Start of Records to use
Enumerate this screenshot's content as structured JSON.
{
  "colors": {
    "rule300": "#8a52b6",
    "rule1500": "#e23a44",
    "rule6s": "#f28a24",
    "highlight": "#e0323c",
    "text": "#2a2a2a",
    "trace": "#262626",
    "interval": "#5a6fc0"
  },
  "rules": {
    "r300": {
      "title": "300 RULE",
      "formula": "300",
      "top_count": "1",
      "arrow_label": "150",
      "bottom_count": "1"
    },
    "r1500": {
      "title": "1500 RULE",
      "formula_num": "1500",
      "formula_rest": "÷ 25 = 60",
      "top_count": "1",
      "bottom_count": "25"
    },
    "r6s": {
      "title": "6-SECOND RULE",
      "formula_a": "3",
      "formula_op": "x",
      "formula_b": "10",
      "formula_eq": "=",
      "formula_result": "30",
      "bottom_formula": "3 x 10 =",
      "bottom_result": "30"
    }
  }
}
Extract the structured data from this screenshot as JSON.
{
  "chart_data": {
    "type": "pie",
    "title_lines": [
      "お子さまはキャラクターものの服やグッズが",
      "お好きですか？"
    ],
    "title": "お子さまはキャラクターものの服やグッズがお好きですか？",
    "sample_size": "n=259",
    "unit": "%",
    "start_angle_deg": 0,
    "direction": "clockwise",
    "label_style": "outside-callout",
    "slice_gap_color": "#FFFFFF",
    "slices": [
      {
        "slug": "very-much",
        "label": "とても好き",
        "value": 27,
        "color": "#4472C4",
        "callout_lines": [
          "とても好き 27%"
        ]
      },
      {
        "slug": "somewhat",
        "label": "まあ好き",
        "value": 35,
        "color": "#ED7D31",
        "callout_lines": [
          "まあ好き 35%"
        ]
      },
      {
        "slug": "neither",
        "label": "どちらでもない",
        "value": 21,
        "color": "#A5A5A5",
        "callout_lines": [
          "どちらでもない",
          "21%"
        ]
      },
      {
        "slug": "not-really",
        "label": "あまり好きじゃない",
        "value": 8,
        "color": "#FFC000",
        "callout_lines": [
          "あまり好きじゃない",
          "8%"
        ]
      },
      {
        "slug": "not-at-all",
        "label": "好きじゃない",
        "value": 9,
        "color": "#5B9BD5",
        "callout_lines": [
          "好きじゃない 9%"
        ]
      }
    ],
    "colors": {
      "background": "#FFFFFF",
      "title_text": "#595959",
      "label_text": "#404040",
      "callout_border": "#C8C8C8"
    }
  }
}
End of Records to use
Directions: Give back each line above precisely as it stands.

Exercise response:
Enumerate this screenshot's content as structured JSON.
{
  "colors": {
    "rule300": "#8a52b6",
    "rule1500": "#e23a44",
    "rule6s": "#f28a24",
    "highlight": "#e0323c",
    "text": "#2a2a2a",
    "trace": "#262626",
    "interval": "#5a6fc0"
  },
  "rules": {
    "r300": {
      "title": "300 RULE",
      "formula": "300",
      "top_count": "1",
      "arrow_label": "150",
      "bottom_count": "1"
    },
    "r1500": {
      "title": "1500 RULE",
      "formula_num": "1500",
      "formula_rest": "÷ 25 = 60",
      "top_count": "1",
      "bottom_count": "25"
    },
    "r6s": {
      "title": "6-SECOND RULE",
      "formula_a": "3",
      "formula_op": "x",
      "formula_b": "10",
      "formula_eq": "=",
      "formula_result": "30",
      "bottom_formula": "3 x 10 =",
      "bottom_result": "30"
    }
  }
}
Extract the structured data from this screenshot as JSON.
{
  "chart_data": {
    "type": "pie",
    "title_lines": [
      "お子さまはキャラクターものの服やグッズが",
      "お好きですか？"
    ],
    "title": "お子さまはキャラクターものの服やグッズがお好きですか？",
    "sample_size": "n=259",
    "unit": "%",
    "start_angle_deg": 0,
    "direction": "clockwise",
    "label_style": "outside-callout",
    "slice_gap_color": "#FFFFFF",
    "slices": [
      {
        "slug": "very-much",
        "label": "とても好き",
        "value": 27,
        "color": "#4472C4",
        "callout_lines": [
          "とても好き 27%"
        ]
      },
      {
        "slug": "somewhat",
        "label": "まあ好き",
        "value": 35,
        "color": "#ED7D31",
        "callout_lines": [
          "まあ好き 35%"
        ]
      },
      {
        "slug": "neither",
        "label": "どちらでもない",
        "value": 21,
        "color": "#A5A5A5",
        "callout_lines": [
          "どちらでもない",
          "21%"
        ]
      },
      {
        "slug": "not-really",
        "label": "あまり好きじゃない",
        "value": 8,
        "color": "#FFC000",
        "callout_lines": [
          "あまり好きじゃない",
          "8%"
        ]
      },
      {
        "slug": "not-at-all",
        "label": "好きじゃない",
        "value": 9,
        "color": "#5B9BD5",
        "callout_lines": [
          "好きじゃない 9%"
        ]
      }
    ],
    "colors": {
      "background": "#FFFFFF",
      "title_text": "#595959",
      "label_text": "#404040",
      "callout_border": "#C8C8C8"
    }
  }
}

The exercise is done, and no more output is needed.